┌─ Records

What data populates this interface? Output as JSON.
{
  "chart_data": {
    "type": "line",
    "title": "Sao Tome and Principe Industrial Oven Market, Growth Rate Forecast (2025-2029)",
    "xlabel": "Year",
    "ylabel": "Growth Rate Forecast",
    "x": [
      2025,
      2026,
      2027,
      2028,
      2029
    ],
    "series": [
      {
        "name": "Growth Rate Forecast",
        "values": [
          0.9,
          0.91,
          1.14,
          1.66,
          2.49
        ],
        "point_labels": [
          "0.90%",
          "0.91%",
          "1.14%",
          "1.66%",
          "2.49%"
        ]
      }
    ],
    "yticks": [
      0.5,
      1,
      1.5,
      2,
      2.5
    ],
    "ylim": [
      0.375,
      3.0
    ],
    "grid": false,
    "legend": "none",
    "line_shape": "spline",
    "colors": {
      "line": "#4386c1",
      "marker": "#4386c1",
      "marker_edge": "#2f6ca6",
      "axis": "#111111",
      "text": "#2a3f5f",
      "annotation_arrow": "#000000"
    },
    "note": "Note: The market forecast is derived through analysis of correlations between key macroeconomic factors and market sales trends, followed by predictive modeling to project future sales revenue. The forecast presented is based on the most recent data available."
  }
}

└─

Reproduce the entries above in full, verbatim.

**Answer:**
What data populates this interface? Output as JSON.
{
  "chart_data": {
    "type": "line",
    "title": "Sao Tome and Principe Industrial Oven Market, Growth Rate Forecast (2025-2029)",
    "xlabel": "Year",
    "ylabel": "Growth Rate Forecast",
    "x": [
      2025,
      2026,
      2027,
      2028,
      2029
    ],
    "series": [
      {
        "name": "Growth Rate Forecast",
        "values": [
          0.9,
          0.91,
          1.14,
          1.66,
          2.49
        ],
        "point_labels": [
          "0.90%",
          "0.91%",
          "1.14%",
          "1.66%",
          "2.49%"
        ]
      }
    ],
    "yticks": [
      0.5,
      1,
      1.5,
      2,
      2.5
    ],
    "ylim": [
      0.375,
      3.0
    ],
    "grid": false,
    "legend": "none",
    "line_shape": "spline",
    "colors": {
      "line": "#4386c1",
      "marker": "#4386c1",
      "marker_edge": "#2f6ca6",
      "axis": "#111111",
      "text": "#2a3f5f",
      "annotation_arrow": "#000000"
    },
    "note": "Note: The market forecast is derived through analysis of correlations between key macroeconomic factors and market sales trends, followed by predictive modeling to project future sales revenue. The forecast presented is based on the most recent data available."
  }
}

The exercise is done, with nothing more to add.